## START Entries

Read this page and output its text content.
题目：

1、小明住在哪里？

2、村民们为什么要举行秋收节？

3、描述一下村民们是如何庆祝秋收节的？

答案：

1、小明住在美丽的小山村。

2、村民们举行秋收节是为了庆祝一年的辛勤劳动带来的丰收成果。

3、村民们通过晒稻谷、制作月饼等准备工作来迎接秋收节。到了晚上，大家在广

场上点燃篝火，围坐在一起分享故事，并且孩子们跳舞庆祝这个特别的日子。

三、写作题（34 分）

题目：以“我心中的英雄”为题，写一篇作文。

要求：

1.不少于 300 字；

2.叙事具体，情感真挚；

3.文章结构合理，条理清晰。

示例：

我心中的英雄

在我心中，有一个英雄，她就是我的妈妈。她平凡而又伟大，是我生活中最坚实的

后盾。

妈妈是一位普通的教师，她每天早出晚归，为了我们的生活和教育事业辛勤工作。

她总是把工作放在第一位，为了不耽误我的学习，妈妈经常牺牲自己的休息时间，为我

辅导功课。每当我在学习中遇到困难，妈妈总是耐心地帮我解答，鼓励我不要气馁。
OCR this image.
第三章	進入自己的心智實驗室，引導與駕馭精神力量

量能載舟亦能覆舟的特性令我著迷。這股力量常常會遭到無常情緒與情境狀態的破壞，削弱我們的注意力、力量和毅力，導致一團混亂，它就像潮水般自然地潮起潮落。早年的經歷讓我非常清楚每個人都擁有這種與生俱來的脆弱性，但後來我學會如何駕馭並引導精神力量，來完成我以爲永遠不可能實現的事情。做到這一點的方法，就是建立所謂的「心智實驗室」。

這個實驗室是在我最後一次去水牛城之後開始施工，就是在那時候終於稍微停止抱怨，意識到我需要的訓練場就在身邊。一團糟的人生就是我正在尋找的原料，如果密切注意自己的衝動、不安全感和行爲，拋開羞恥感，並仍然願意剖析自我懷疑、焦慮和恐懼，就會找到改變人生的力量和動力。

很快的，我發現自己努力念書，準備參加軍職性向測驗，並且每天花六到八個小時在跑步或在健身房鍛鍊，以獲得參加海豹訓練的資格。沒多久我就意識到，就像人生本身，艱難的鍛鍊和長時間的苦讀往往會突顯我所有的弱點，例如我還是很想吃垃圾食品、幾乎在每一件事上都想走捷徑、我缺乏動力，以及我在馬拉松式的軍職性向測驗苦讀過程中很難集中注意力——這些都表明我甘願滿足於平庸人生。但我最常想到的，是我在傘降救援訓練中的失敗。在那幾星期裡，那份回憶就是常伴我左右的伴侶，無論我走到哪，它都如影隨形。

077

## END Entries

* [Given exercise]:
Above are some records; repeat all of them exactly.

* [The result]:
Read this page and output its text content.
题目：

1、小明住在哪里？

2、村民们为什么要举行秋收节？

3、描述一下村民们是如何庆祝秋收节的？

答案：

1、小明住在美丽的小山村。

2、村民们举行秋收节是为了庆祝一年的辛勤劳动带来的丰收成果。

3、村民们通过晒稻谷、制作月饼等准备工作来迎接秋收节。到了晚上，大家在广

场上点燃篝火，围坐在一起分享故事，并且孩子们跳舞庆祝这个特别的日子。

三、写作题（34 分）

题目：以“我心中的英雄”为题，写一篇作文。

要求：

1.不少于 300 字；

2.叙事具体，情感真挚；

3.文章结构合理，条理清晰。

示例：

我心中的英雄

在我心中，有一个英雄，她就是我的妈妈。她平凡而又伟大，是我生活中最坚实的

后盾。

妈妈是一位普通的教师，她每天早出晚归，为了我们的生活和教育事业辛勤工作。

她总是把工作放在第一位，为了不耽误我的学习，妈妈经常牺牲自己的休息时间，为我

辅导功课。每当我在学习中遇到困难，妈妈总是耐心地帮我解答，鼓励我不要气馁。
OCR this image.
第三章	進入自己的心智實驗室，引導與駕馭精神力量

量能載舟亦能覆舟的特性令我著迷。這股力量常常會遭到無常情緒與情境狀態的破壞，削弱我們的注意力、力量和毅力，導致一團混亂，它就像潮水般自然地潮起潮落。早年的經歷讓我非常清楚每個人都擁有這種與生俱來的脆弱性，但後來我學會如何駕馭並引導精神力量，來完成我以爲永遠不可能實現的事情。做到這一點的方法，就是建立所謂的「心智實驗室」。

這個實驗室是在我最後一次去水牛城之後開始施工，就是在那時候終於稍微停止抱怨，意識到我需要的訓練場就在身邊。一團糟的人生就是我正在尋找的原料，如果密切注意自己的衝動、不安全感和行爲，拋開羞恥感，並仍然願意剖析自我懷疑、焦慮和恐懼，就會找到改變人生的力量和動力。

很快的，我發現自己努力念書，準備參加軍職性向測驗，並且每天花六到八個小時在跑步或在健身房鍛鍊，以獲得參加海豹訓練的資格。沒多久我就意識到，就像人生本身，艱難的鍛鍊和長時間的苦讀往往會突顯我所有的弱點，例如我還是很想吃垃圾食品、幾乎在每一件事上都想走捷徑、我缺乏動力，以及我在馬拉松式的軍職性向測驗苦讀過程中很難集中注意力——這些都表明我甘願滿足於平庸人生。但我最常想到的，是我在傘降救援訓練中的失敗。在那幾星期裡，那份回憶就是常伴我左右的伴侶，無論我走到哪，它都如影隨形。

077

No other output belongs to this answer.